Challenge
Show all lines that include the string "JSON"; copy each one.

══ Records for this exercise ══

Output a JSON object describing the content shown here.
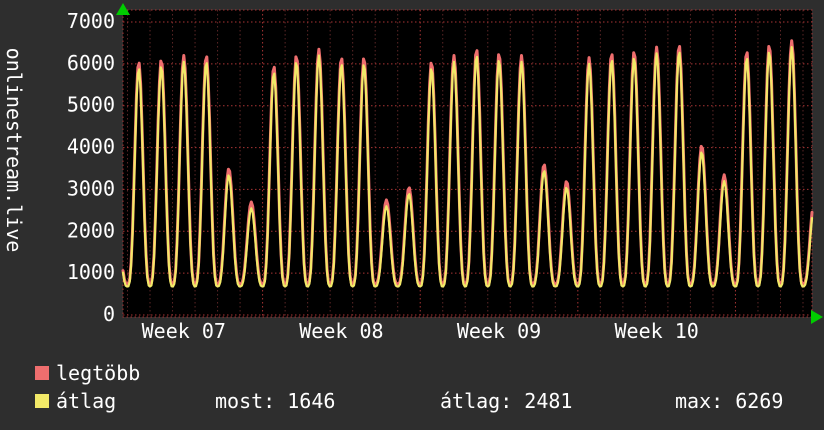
{
  "chart_data": {
    "type": "line",
    "title": "onlinestream.live",
    "xlabel": "",
    "ylabel": "",
    "ylim": [
      0,
      7000
    ],
    "yticks": [
      0,
      1000,
      2000,
      3000,
      4000,
      5000,
      6000,
      7000
    ],
    "xtick_labels": [
      "Week 07",
      "Week 08",
      "Week 09",
      "Week 10"
    ],
    "x_days_visible": 30.6,
    "day_offset": 0.2,
    "week_boundaries": [
      6,
      13,
      20,
      27
    ],
    "week_label_center_day": 2.7,
    "edge_peak_left": 2500,
    "grid": true,
    "legend_position": "bottom-left",
    "series": [
      {
        "name": "legtöbb",
        "color": "#ee6e6e",
        "width": 3,
        "base": 740,
        "day_peaks": [
          6050,
          6100,
          6200,
          6200,
          3500,
          2700,
          5950,
          6200,
          6350,
          6150,
          6150,
          2750,
          3050,
          6050,
          6200,
          6350,
          6250,
          6200,
          3600,
          3200,
          6150,
          6250,
          6300,
          6400,
          6450,
          4050,
          3350,
          6300,
          6450,
          6550,
          2750
        ]
      },
      {
        "name": "átlag",
        "color": "#f2e968",
        "width": 2.2,
        "base": 680,
        "day_peaks": [
          5900,
          5950,
          6050,
          6050,
          3350,
          2550,
          5800,
          6050,
          6200,
          6000,
          6000,
          2600,
          2900,
          5900,
          6050,
          6200,
          6100,
          6050,
          3450,
          3050,
          6000,
          6100,
          6150,
          6250,
          6300,
          3900,
          3200,
          6150,
          6300,
          6400,
          2600
        ]
      }
    ],
    "colors": {
      "canvas_bg": "#2e2e2e",
      "plot_bg": "#000000",
      "grid_major": "#a83434",
      "grid_minor": "#5c2626",
      "text": "#ffffff",
      "arrow": "#00cc00"
    }
  },
  "stats": [
    {
      "label": "most:",
      "value": "1646"
    },
    {
      "label": "átlag:",
      "value": "2481"
    },
    {
      "label": "max:",
      "value": "6269"
    }
  ]
}
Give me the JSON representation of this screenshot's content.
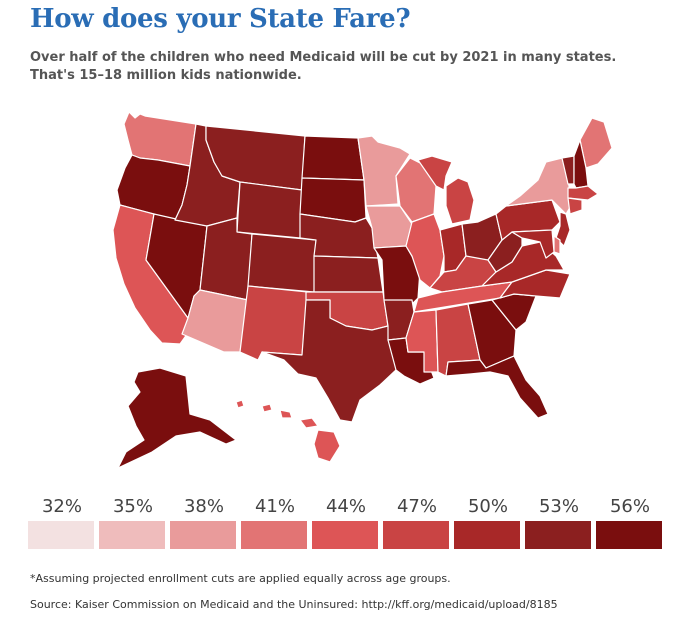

═══

Exercise answer
Output a JSON object describing the content shown here.
Give me the JSON representation of this screenshot's content.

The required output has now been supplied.